■ **Work required**
Give the listing again character for character, but drop the images.

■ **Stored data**
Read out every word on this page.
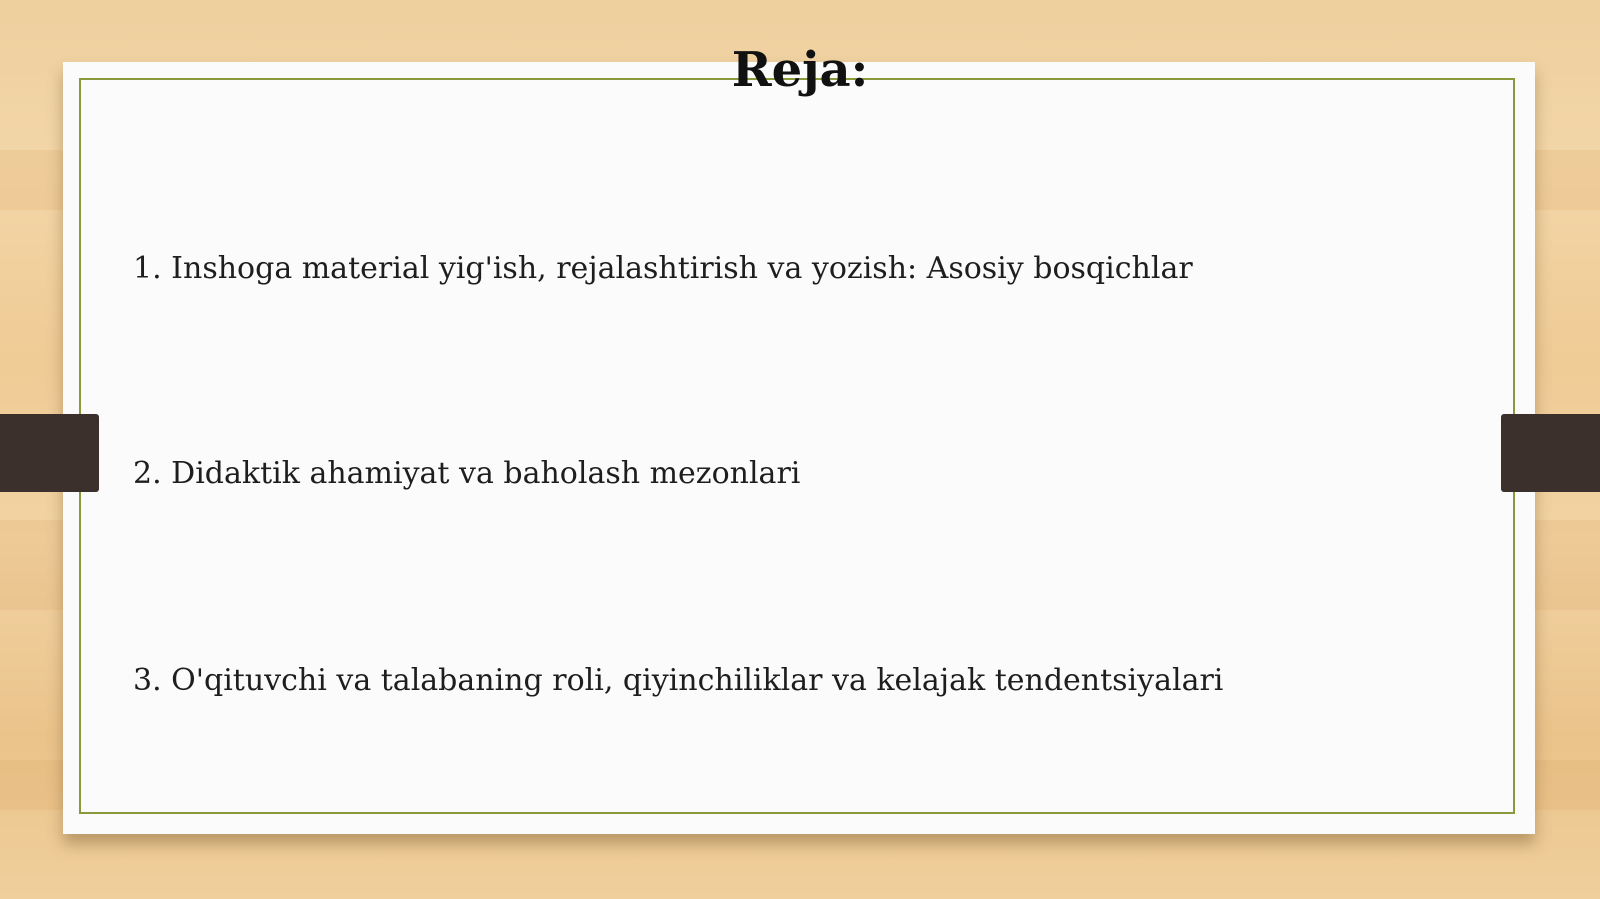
Reja:
1. Inshoga material yig'ish, rejalashtirish va yozish: Asosiy bosqichlar
2. Didaktik ahamiyat va baholash mezonlari
3. O'qituvchi va talabaning roli, qiyinchiliklar va kelajak tendentsiyalari
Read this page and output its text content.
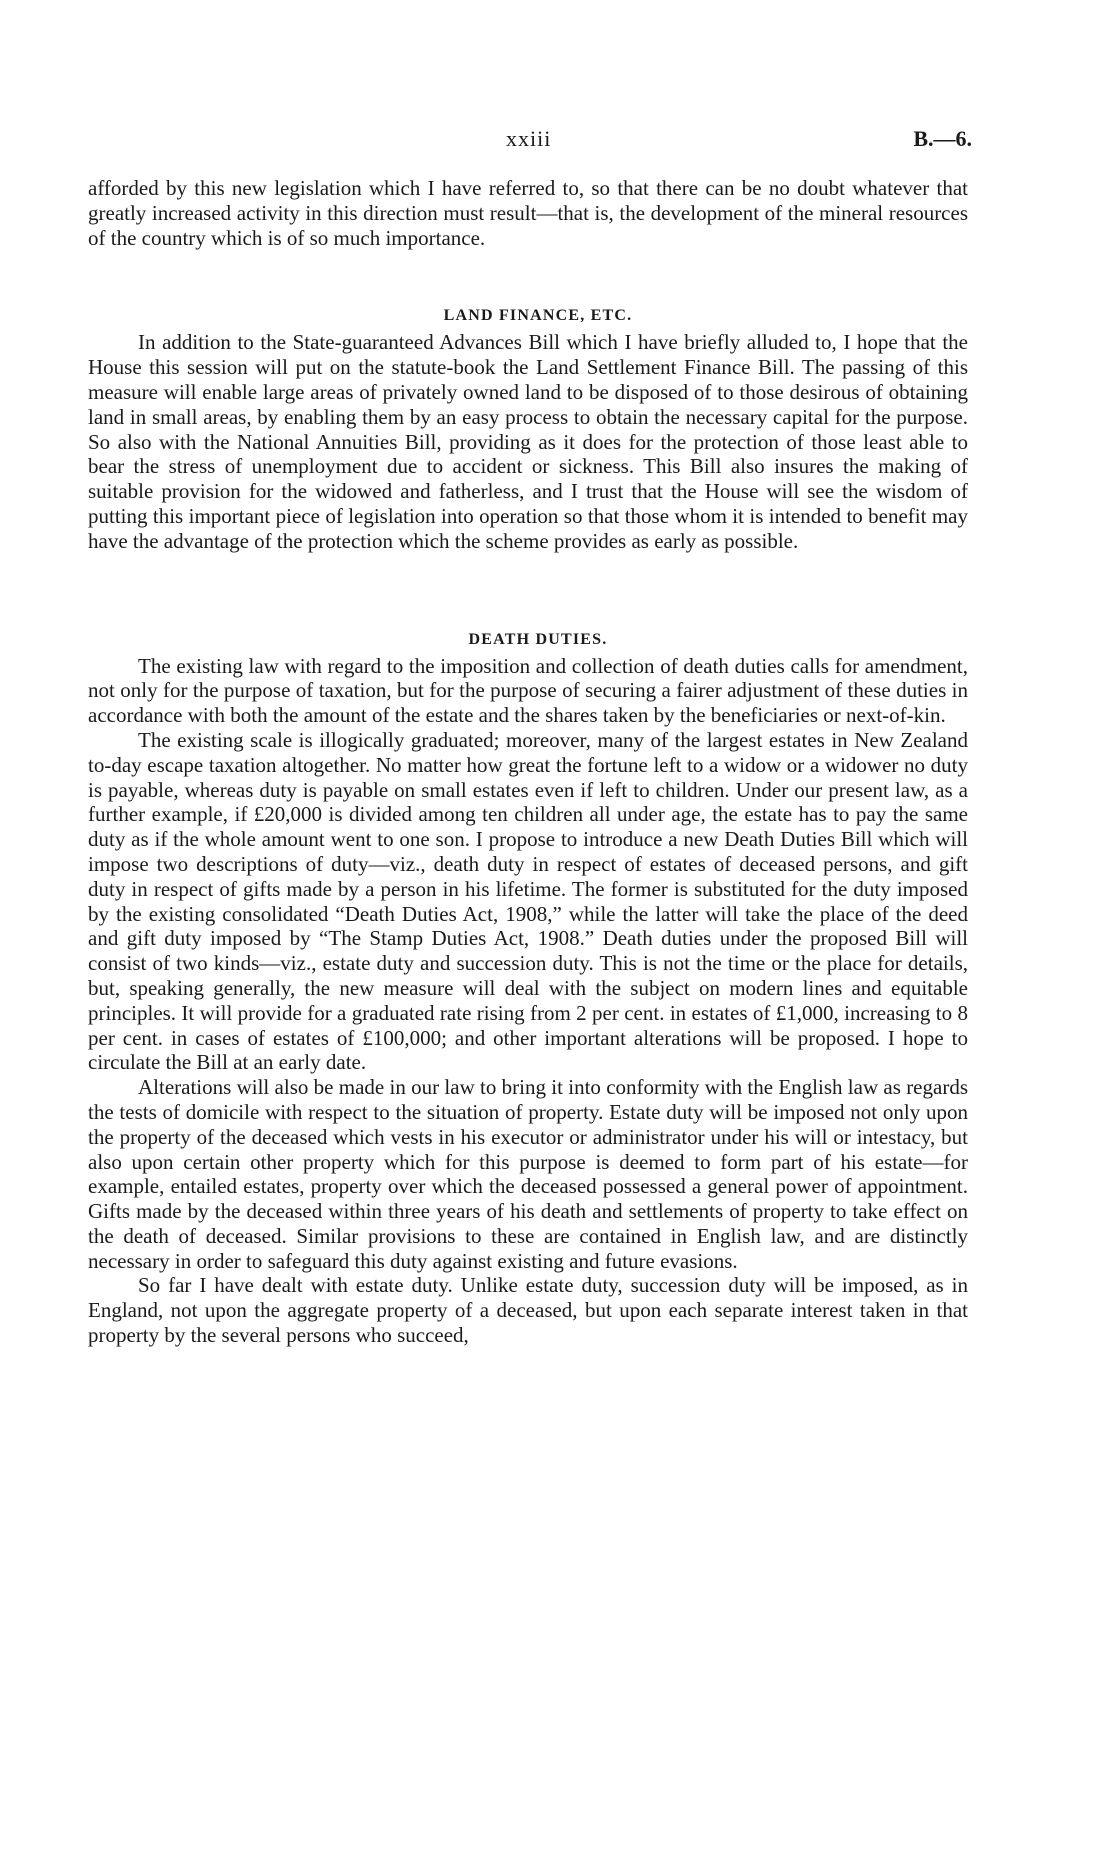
xxiii	B.—6.

afforded by this new legislation which I have referred to, so that there can be no doubt whatever that greatly increased activity in this direction must result—that is, the development of the mineral resources of the country which is of so much importance.

LAND FINANCE, ETC.

In addition to the State-guaranteed Advances Bill which I have briefly alluded to, I hope that the House this session will put on the statute-book the Land Settlement Finance Bill. The passing of this measure will enable large areas of privately owned land to be disposed of to those desirous of obtaining land in small areas, by enabling them by an easy process to obtain the necessary capital for the purpose. So also with the National Annuities Bill, providing as it does for the protection of those least able to bear the stress of unemployment due to accident or sickness. This Bill also insures the making of suitable provision for the widowed and fatherless, and I trust that the House will see the wisdom of putting this important piece of legislation into operation so that those whom it is intended to benefit may have the advantage of the protection which the scheme provides as early as possible.

DEATH DUTIES.

The existing law with regard to the imposition and collection of death duties calls for amendment, not only for the purpose of taxation, but for the purpose of securing a fairer adjustment of these duties in accordance with both the amount of the estate and the shares taken by the beneficiaries or next-of-kin.

The existing scale is illogically graduated; moreover, many of the largest estates in New Zealand to-day escape taxation altogether. No matter how great the fortune left to a widow or a widower no duty is payable, whereas duty is payable on small estates even if left to children. Under our present law, as a further example, if £20,000 is divided among ten children all under age, the estate has to pay the same duty as if the whole amount went to one son. I propose to introduce a new Death Duties Bill which will impose two descriptions of duty—viz., death duty in respect of estates of deceased persons, and gift duty in respect of gifts made by a person in his lifetime. The former is substituted for the duty imposed by the existing consolidated “Death Duties Act, 1908,” while the latter will take the place of the deed and gift duty imposed by “The Stamp Duties Act, 1908.” Death duties under the proposed Bill will consist of two kinds—viz., estate duty and succession duty. This is not the time or the place for details, but, speaking generally, the new measure will deal with the subject on modern lines and equitable principles. It will provide for a graduated rate rising from 2 per cent. in estates of £1,000, increasing to 8 per cent. in cases of estates of £100,000; and other important alterations will be proposed. I hope to circulate the Bill at an early date.

Alterations will also be made in our law to bring it into conformity with the English law as regards the tests of domicile with respect to the situation of property. Estate duty will be imposed not only upon the property of the deceased which vests in his executor or administrator under his will or intestacy, but also upon certain other property which for this purpose is deemed to form part of his estate—for example, entailed estates, property over which the deceased possessed a general power of appointment. Gifts made by the deceased within three years of his death and settlements of property to take effect on the death of deceased. Similar provisions to these are contained in English law, and are distinctly necessary in order to safeguard this duty against existing and future evasions.

So far I have dealt with estate duty. Unlike estate duty, succession duty will be imposed, as in England, not upon the aggregate property of a deceased, but upon each separate interest taken in that property by the several persons who succeed,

■ **Solution below**
Read out every word on this page.
Reja:
1. Inshoga material yig'ish, rejalashtirish va yozish: Asosiy bosqichlar
2. Didaktik ahamiyat va baholash mezonlari
3. O'qituvchi va talabaning roli, qiyinchiliklar va kelajak tendentsiyalari
Read this page and output its text content.
xxiii	B.—6.

afforded by this new legislation which I have referred to, so that there can be no doubt whatever that greatly increased activity in this direction must result—that is, the development of the mineral resources of the country which is of so much importance.

LAND FINANCE, ETC.

In addition to the State-guaranteed Advances Bill which I have briefly alluded to, I hope that the House this session will put on the statute-book the Land Settlement Finance Bill. The passing of this measure will enable large areas of privately owned land to be disposed of to those desirous of obtaining land in small areas, by enabling them by an easy process to obtain the necessary capital for the purpose. So also with the National Annuities Bill, providing as it does for the protection of those least able to bear the stress of unemployment due to accident or sickness. This Bill also insures the making of suitable provision for the widowed and fatherless, and I trust that the House will see the wisdom of putting this important piece of legislation into operation so that those whom it is intended to benefit may have the advantage of the protection which the scheme provides as early as possible.

DEATH DUTIES.

The existing law with regard to the imposition and collection of death duties calls for amendment, not only for the purpose of taxation, but for the purpose of securing a fairer adjustment of these duties in accordance with both the amount of the estate and the shares taken by the beneficiaries or next-of-kin.

The existing scale is illogically graduated; moreover, many of the largest estates in New Zealand to-day escape taxation altogether. No matter how great the fortune left to a widow or a widower no duty is payable, whereas duty is payable on small estates even if left to children. Under our present law, as a further example, if £20,000 is divided among ten children all under age, the estate has to pay the same duty as if the whole amount went to one son. I propose to introduce a new Death Duties Bill which will impose two descriptions of duty—viz., death duty in respect of estates of deceased persons, and gift duty in respect of gifts made by a person in his lifetime. The former is substituted for the duty imposed by the existing consolidated “Death Duties Act, 1908,” while the latter will take the place of the deed and gift duty imposed by “The Stamp Duties Act, 1908.” Death duties under the proposed Bill will consist of two kinds—viz., estate duty and succession duty. This is not the time or the place for details, but, speaking generally, the new measure will deal with the subject on modern lines and equitable principles. It will provide for a graduated rate rising from 2 per cent. in estates of £1,000, increasing to 8 per cent. in cases of estates of £100,000; and other important alterations will be proposed. I hope to circulate the Bill at an early date.

Alterations will also be made in our law to bring it into conformity with the English law as regards the tests of domicile with respect to the situation of property. Estate duty will be imposed not only upon the property of the deceased which vests in his executor or administrator under his will or intestacy, but also upon certain other property which for this purpose is deemed to form part of his estate—for example, entailed estates, property over which the deceased possessed a general power of appointment. Gifts made by the deceased within three years of his death and settlements of property to take effect on the death of deceased. Similar provisions to these are contained in English law, and are distinctly necessary in order to safeguard this duty against existing and future evasions.

So far I have dealt with estate duty. Unlike estate duty, succession duty will be imposed, as in England, not upon the aggregate property of a deceased, but upon each separate interest taken in that property by the several persons who succeed,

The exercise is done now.